Task instructions:
Copy every line that mentions the word "text".

The input:
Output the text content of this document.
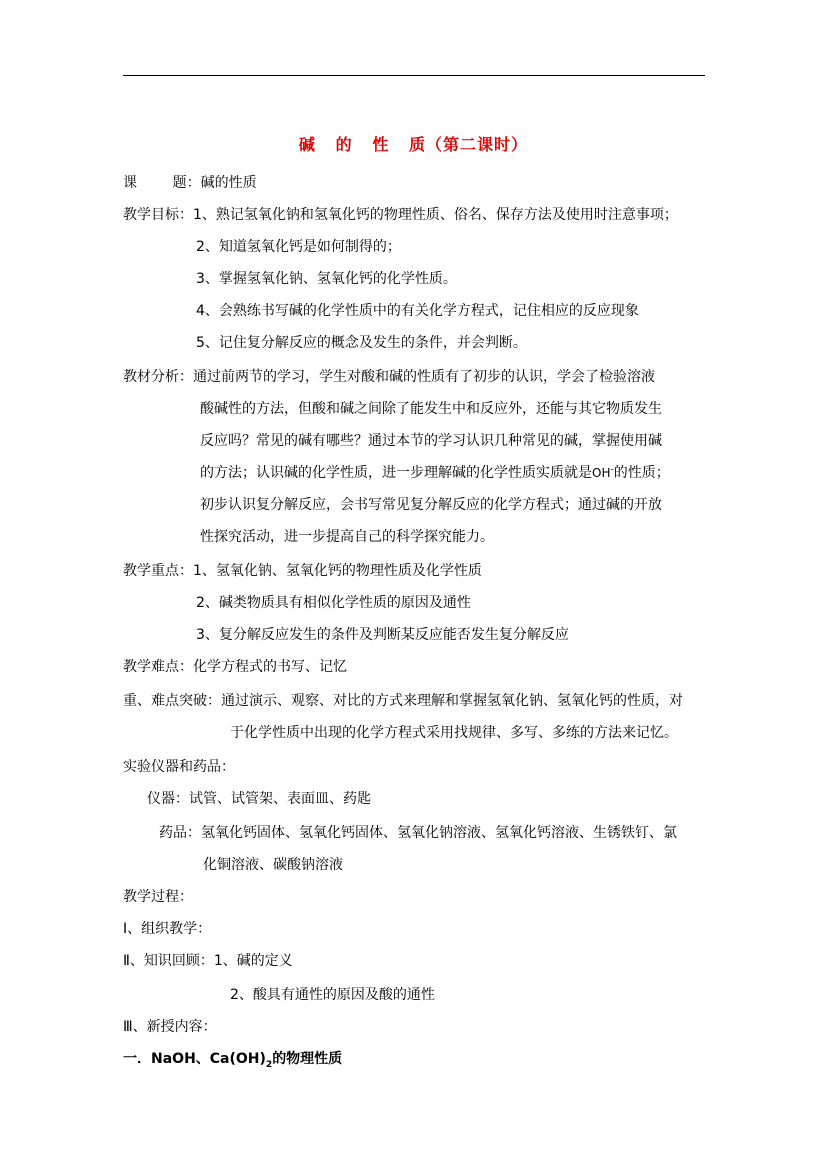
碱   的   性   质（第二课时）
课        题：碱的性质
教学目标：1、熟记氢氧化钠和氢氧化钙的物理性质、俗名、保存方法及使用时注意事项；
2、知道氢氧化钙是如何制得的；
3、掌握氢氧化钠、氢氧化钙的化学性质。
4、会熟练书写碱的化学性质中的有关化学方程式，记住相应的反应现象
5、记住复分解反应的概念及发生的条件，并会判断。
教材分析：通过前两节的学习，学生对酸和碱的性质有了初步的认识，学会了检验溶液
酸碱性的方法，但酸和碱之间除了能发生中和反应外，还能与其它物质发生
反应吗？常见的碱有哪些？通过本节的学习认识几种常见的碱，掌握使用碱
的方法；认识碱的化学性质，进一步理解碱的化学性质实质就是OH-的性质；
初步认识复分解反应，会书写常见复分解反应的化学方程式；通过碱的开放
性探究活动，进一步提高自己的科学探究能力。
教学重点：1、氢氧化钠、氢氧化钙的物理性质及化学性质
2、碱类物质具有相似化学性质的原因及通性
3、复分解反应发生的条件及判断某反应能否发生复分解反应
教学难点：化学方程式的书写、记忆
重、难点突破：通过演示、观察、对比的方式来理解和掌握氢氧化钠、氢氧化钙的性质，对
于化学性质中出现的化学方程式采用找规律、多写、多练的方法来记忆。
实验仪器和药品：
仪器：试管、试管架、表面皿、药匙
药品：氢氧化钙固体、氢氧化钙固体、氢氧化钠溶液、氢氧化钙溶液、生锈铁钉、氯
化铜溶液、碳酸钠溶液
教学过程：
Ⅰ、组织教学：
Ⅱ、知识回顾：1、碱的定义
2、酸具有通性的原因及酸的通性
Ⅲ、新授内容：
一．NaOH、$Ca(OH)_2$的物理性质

* * *

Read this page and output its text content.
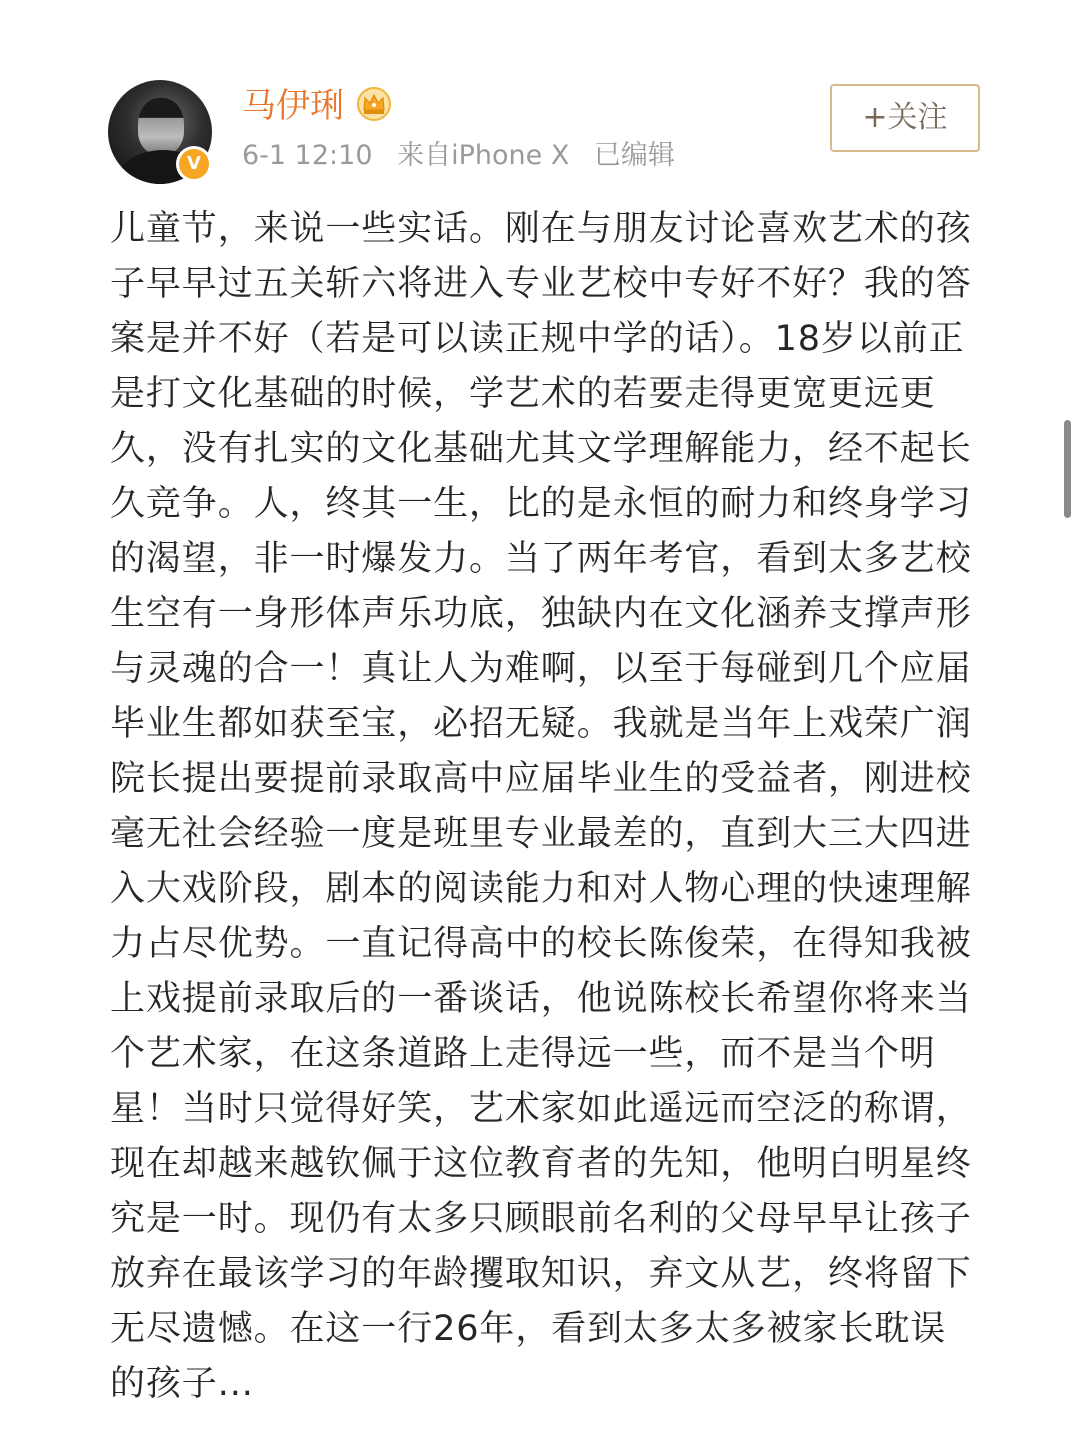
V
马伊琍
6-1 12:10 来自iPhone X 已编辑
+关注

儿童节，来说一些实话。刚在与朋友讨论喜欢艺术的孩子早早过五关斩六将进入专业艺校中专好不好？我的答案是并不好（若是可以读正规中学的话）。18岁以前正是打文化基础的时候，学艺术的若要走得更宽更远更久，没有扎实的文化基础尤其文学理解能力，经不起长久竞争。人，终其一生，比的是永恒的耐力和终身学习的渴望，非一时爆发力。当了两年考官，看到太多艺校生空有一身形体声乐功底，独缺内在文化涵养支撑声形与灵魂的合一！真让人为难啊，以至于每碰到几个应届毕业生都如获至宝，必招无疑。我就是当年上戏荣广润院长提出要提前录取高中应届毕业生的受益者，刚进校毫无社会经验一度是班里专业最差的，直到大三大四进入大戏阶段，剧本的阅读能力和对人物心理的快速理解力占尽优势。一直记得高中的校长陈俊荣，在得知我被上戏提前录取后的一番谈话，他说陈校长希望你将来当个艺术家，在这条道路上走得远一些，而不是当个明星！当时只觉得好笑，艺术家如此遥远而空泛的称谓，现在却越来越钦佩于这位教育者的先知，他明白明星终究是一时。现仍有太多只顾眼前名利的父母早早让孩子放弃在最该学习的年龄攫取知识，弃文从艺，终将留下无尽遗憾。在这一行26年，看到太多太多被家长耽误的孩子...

The solution:
Output the text content of this document.
Read this page and output its text content.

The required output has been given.